## Short task:
Among the lines below, list those containing the string "ylabel".

==========

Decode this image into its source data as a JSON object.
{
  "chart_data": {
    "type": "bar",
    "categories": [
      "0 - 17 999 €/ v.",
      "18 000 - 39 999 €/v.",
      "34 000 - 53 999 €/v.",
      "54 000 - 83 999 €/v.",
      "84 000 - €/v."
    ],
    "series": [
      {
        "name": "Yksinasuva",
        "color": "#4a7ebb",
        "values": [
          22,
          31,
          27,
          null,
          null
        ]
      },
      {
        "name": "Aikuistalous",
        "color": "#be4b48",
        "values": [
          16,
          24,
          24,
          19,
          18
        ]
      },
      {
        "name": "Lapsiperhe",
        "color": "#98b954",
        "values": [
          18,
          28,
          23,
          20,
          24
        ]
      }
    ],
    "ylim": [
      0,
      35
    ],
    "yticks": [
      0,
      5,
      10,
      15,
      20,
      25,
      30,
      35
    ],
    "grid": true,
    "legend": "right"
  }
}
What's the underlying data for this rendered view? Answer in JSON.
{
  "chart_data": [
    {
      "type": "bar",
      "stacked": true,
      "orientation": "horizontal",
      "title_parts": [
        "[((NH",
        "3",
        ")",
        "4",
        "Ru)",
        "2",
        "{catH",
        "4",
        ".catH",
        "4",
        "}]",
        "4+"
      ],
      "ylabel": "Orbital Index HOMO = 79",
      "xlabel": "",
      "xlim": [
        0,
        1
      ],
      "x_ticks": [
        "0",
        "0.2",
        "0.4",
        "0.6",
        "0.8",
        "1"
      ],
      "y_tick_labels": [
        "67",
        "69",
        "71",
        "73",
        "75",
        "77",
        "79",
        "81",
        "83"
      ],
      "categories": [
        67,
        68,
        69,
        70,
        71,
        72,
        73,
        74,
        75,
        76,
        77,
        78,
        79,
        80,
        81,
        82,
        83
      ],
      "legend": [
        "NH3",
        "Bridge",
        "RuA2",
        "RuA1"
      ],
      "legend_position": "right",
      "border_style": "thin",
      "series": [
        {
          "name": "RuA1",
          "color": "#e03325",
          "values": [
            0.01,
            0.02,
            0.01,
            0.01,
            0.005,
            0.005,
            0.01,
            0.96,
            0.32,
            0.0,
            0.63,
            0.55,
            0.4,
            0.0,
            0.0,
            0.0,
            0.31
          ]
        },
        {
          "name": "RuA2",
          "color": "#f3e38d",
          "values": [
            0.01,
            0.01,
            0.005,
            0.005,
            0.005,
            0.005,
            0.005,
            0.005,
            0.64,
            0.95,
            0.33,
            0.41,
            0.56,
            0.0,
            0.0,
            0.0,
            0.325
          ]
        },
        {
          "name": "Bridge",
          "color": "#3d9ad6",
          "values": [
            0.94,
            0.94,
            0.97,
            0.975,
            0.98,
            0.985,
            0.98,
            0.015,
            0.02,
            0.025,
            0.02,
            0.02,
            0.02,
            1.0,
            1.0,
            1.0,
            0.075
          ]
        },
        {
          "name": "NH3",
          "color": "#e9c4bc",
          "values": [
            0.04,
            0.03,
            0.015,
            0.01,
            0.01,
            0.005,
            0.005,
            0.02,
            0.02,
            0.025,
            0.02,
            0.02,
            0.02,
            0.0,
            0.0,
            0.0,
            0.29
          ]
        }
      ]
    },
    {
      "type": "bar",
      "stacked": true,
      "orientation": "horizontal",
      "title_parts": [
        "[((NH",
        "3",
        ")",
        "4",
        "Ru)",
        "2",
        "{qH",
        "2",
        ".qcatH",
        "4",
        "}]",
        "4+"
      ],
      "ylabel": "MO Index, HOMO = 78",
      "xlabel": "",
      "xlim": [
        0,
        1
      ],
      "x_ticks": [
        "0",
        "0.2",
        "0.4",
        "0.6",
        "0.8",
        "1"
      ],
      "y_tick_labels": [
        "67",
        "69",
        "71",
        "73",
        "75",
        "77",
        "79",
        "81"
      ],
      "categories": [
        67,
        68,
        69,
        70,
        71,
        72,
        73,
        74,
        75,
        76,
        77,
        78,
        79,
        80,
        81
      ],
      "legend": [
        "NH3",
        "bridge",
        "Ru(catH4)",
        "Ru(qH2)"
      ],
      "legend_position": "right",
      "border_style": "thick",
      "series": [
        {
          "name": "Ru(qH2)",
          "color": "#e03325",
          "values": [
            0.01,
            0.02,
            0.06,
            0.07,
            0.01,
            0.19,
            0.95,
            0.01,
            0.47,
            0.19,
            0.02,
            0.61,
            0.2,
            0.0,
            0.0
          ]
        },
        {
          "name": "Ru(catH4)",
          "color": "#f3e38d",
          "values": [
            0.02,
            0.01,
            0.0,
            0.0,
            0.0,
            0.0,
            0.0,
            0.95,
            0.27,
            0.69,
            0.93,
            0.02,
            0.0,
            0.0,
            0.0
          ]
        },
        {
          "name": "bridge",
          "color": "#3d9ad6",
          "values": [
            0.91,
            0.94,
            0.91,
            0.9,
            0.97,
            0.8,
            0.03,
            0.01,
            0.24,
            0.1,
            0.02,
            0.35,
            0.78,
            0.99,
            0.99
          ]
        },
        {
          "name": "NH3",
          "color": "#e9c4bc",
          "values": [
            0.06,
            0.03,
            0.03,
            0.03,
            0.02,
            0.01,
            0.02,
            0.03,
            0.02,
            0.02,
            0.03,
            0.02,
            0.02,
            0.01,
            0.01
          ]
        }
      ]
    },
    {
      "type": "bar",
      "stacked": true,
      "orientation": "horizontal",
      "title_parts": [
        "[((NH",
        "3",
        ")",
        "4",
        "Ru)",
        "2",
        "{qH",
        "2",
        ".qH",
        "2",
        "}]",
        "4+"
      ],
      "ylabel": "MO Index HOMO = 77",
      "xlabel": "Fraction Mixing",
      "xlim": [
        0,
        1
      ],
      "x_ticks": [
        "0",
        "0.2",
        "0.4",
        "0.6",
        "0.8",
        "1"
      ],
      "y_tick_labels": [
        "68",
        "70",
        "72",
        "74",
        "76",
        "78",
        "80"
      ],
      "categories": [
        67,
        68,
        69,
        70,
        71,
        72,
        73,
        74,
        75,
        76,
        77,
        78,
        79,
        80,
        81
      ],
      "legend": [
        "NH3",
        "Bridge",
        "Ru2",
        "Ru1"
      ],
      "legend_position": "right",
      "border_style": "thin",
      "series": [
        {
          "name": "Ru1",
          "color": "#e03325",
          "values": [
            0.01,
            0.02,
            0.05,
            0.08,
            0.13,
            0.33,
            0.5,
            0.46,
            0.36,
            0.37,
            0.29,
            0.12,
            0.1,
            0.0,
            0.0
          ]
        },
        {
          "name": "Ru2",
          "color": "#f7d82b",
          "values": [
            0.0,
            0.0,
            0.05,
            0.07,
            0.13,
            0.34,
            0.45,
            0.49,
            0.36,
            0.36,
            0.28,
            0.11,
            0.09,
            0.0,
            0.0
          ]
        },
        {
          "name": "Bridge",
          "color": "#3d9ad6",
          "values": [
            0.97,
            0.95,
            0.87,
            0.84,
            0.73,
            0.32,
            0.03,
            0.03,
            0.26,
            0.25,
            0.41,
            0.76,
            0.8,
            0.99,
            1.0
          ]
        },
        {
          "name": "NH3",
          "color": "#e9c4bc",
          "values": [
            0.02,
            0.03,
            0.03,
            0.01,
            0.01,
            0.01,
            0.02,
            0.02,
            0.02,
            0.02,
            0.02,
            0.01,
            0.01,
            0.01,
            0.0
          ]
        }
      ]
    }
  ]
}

==========

## Output of the exercise:
      "ylabel": "Orbital Index HOMO = 79",
      "ylabel": "MO Index, HOMO = 78",
      "ylabel": "MO Index HOMO = 77",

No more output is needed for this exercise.